··· Material provided
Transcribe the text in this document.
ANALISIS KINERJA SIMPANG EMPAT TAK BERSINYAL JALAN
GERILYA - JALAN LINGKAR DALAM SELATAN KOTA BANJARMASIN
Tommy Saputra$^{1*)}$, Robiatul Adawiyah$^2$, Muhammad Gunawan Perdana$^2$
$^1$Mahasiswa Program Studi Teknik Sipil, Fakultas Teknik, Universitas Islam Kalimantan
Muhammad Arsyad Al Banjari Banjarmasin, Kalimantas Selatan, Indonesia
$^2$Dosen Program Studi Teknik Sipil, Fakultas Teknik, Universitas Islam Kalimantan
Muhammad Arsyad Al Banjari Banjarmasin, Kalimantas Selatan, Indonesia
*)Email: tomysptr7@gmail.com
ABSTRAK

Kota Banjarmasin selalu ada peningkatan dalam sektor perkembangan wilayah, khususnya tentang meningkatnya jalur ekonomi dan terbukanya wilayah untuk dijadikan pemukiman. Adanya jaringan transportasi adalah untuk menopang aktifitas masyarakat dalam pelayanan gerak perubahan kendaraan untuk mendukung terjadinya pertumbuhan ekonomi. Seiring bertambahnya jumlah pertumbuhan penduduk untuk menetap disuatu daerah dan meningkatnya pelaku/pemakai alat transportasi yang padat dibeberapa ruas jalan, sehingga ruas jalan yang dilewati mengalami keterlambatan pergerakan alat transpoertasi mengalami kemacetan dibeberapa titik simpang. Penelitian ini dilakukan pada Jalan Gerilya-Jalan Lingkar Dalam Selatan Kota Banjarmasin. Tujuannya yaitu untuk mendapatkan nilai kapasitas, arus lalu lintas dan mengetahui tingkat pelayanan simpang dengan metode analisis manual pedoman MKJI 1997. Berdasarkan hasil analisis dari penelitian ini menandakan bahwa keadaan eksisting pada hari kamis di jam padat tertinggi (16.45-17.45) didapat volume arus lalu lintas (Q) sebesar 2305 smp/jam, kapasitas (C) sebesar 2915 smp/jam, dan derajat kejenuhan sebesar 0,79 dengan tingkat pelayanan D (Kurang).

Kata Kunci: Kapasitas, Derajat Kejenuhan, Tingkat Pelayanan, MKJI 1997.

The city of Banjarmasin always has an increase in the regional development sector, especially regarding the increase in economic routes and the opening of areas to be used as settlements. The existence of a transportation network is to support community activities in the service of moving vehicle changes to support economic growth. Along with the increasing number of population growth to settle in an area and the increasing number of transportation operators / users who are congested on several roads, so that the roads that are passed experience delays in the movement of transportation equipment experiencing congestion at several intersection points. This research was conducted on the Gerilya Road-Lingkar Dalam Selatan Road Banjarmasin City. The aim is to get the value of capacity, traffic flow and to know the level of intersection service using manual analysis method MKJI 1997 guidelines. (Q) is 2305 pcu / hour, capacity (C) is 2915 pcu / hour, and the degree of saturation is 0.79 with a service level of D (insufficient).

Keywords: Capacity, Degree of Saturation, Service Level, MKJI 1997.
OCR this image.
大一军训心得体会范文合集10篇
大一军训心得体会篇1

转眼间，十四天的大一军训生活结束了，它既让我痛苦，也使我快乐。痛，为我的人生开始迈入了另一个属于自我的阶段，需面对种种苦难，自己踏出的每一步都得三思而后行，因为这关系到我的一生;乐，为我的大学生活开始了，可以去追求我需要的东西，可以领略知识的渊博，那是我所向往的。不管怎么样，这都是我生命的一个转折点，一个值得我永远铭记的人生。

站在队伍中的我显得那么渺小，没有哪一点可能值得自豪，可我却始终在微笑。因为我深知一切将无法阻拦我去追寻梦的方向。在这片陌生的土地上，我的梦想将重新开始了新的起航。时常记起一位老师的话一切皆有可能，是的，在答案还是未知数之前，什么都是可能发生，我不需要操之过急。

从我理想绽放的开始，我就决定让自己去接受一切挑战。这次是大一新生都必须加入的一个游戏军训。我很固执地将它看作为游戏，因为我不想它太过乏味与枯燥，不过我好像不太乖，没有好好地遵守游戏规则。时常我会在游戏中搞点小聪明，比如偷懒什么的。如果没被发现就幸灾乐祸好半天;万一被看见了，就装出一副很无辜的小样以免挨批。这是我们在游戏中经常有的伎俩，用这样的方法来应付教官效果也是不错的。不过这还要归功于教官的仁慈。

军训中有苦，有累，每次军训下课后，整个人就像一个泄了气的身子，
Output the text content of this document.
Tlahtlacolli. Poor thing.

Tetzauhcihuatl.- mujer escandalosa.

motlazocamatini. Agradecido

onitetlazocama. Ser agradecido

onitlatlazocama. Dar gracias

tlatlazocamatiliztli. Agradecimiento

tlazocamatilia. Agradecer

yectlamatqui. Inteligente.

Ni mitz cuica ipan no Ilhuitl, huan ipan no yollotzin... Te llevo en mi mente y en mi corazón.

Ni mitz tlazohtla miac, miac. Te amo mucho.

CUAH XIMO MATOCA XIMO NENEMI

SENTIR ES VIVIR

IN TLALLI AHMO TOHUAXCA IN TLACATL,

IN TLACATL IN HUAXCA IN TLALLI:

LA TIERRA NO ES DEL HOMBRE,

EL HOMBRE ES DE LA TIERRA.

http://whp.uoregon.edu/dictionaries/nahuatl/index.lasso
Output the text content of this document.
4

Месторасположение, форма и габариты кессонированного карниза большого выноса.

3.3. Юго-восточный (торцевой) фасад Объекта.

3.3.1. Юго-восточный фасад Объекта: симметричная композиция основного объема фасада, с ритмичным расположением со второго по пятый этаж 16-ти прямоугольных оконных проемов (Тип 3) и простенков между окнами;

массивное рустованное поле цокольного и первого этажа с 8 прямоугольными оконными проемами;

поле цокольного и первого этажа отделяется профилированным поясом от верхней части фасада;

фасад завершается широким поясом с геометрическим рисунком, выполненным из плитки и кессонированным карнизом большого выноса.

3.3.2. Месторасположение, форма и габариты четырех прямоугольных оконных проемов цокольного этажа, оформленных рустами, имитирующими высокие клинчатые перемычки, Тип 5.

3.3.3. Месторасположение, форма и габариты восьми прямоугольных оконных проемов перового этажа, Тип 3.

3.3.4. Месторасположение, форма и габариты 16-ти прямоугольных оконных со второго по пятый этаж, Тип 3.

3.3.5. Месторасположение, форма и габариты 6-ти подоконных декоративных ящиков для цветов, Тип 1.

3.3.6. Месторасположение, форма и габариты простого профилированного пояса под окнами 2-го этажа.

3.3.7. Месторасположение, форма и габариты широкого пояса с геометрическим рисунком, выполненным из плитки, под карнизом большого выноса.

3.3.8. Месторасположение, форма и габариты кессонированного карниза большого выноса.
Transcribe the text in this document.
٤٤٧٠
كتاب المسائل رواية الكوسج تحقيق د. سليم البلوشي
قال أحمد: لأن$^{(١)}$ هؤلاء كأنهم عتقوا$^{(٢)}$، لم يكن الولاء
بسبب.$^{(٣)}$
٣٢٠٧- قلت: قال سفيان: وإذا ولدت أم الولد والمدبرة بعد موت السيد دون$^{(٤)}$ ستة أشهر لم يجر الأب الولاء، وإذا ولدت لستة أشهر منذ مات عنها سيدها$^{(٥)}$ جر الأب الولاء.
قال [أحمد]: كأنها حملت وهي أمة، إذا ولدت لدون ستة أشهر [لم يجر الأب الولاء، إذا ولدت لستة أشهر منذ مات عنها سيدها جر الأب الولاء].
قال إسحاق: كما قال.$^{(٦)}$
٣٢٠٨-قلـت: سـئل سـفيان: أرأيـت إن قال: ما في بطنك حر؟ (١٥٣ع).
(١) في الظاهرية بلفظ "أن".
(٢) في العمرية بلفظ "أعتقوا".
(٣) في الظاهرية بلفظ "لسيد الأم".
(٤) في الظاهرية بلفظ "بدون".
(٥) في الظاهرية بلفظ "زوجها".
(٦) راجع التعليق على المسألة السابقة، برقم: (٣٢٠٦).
······
## Exercise description:
Every line that holds the word "بلفظ" should be extracted.

## Written reply:
(١) في الظاهرية بلفظ "أن".
(٢) في العمرية بلفظ "أعتقوا".
(٣) في الظاهرية بلفظ "لسيد الأم".
(٤) في الظاهرية بلفظ "بدون".
(٥) في الظاهرية بلفظ "زوجها".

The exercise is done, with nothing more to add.